**STATED PROBLEM:**
Tally the lines that contain "sarebbe" and report the total alone.

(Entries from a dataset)
^^^^
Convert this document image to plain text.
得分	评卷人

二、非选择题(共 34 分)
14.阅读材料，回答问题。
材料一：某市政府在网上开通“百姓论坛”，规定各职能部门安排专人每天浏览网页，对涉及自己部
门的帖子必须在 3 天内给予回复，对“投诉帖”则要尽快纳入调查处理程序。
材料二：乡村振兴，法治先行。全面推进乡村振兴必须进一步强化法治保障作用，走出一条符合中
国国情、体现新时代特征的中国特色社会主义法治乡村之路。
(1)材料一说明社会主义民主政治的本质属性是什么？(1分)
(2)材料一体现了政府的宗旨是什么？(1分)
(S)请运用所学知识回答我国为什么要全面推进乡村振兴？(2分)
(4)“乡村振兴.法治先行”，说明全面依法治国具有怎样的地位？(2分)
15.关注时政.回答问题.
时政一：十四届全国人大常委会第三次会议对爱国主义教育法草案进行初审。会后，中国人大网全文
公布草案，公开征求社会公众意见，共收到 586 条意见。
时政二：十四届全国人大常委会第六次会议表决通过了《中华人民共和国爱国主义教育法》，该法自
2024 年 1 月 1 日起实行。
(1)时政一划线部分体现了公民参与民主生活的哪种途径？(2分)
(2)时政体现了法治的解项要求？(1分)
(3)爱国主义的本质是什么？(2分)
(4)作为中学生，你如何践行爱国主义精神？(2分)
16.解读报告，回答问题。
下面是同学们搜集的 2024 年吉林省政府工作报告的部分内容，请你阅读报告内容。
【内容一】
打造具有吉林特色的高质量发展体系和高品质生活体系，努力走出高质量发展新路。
^^^^
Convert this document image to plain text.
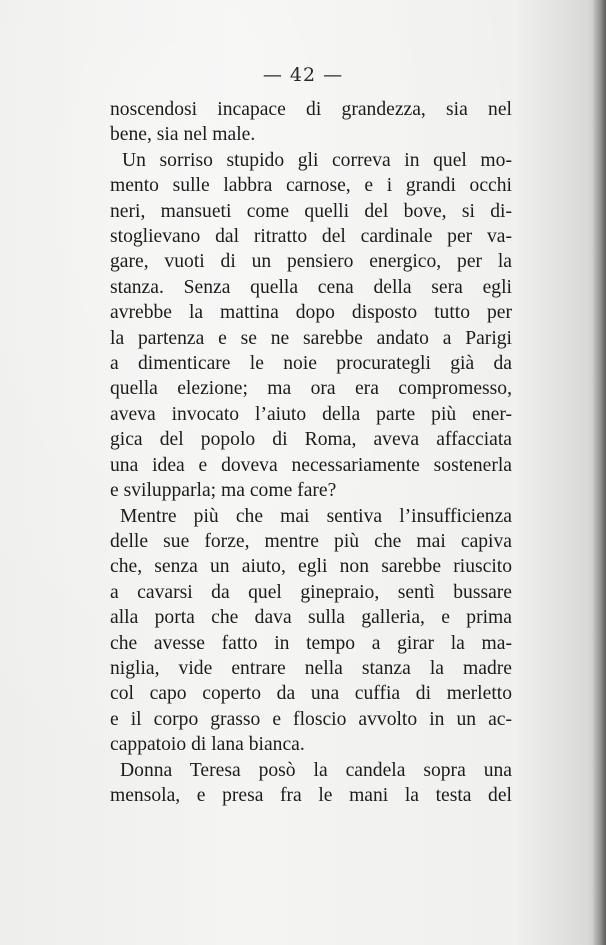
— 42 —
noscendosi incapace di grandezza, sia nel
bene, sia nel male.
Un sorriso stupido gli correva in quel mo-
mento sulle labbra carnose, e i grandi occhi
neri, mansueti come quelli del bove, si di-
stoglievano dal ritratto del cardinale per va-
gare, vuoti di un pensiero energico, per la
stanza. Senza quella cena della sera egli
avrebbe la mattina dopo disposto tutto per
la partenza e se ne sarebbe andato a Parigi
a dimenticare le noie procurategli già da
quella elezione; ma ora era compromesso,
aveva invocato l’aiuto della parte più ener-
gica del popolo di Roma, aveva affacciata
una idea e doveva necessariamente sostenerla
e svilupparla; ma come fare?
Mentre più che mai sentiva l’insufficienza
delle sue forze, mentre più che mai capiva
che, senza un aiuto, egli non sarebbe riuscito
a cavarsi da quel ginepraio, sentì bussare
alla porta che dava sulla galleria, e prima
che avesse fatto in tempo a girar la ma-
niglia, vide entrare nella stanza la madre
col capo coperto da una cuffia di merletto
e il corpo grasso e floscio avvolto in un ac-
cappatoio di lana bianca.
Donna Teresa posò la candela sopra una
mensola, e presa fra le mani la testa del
^^^^
**SOLVED EXERCISE:**
2